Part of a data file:
================

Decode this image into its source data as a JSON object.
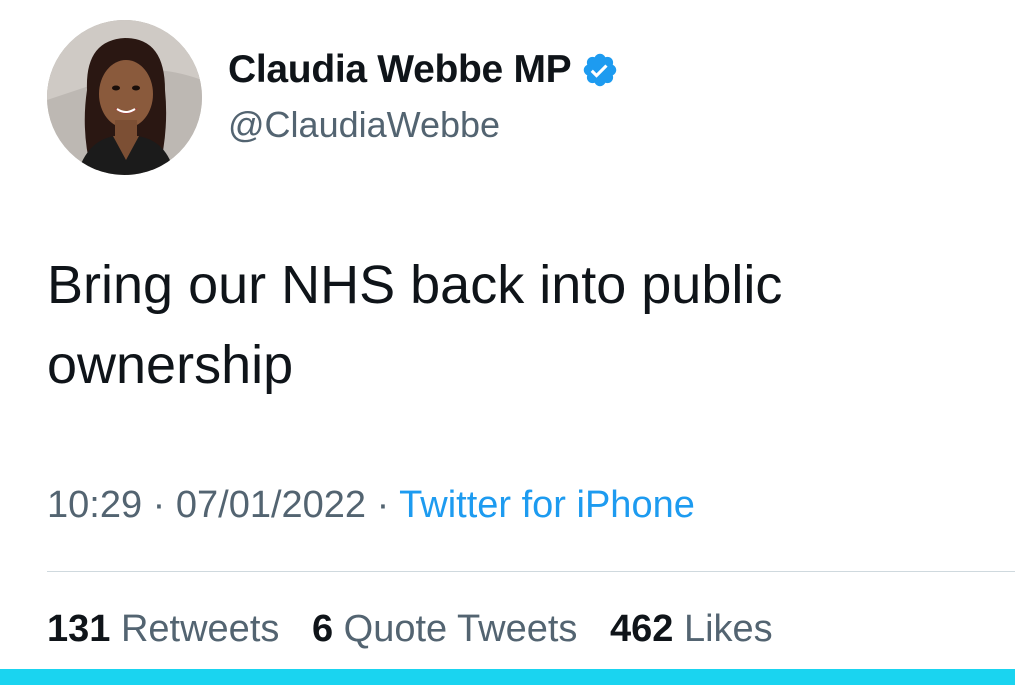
{
  "author": {
    "display_name": "Claudia Webbe MP",
    "handle": "@ClaudiaWebbe",
    "verified": true,
    "avatar_icon": "profile-photo"
  },
  "tweet": {
    "text": "Bring our NHS back into public ownership",
    "time": "10:29",
    "separator": "·",
    "date": "07/01/2022",
    "source": "Twitter for iPhone"
  },
  "stats": {
    "retweets_count": "131",
    "retweets_label": "Retweets",
    "quote_tweets_count": "6",
    "quote_tweets_label": "Quote Tweets",
    "likes_count": "462",
    "likes_label": "Likes"
  },
  "colors": {
    "accent": "#1d9bf0",
    "secondary_text": "#536471",
    "primary_text": "#0f1419",
    "bottom_bar": "#1ad4f0"
  }
}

================

◆ WHAT IS REQUIRED ◆
Check every line for "source" and show the ones that have it.

◆ SOLVED EXERCISE ◆
Decode this image into its source data as a JSON object.
    "source": "Twitter for iPhone"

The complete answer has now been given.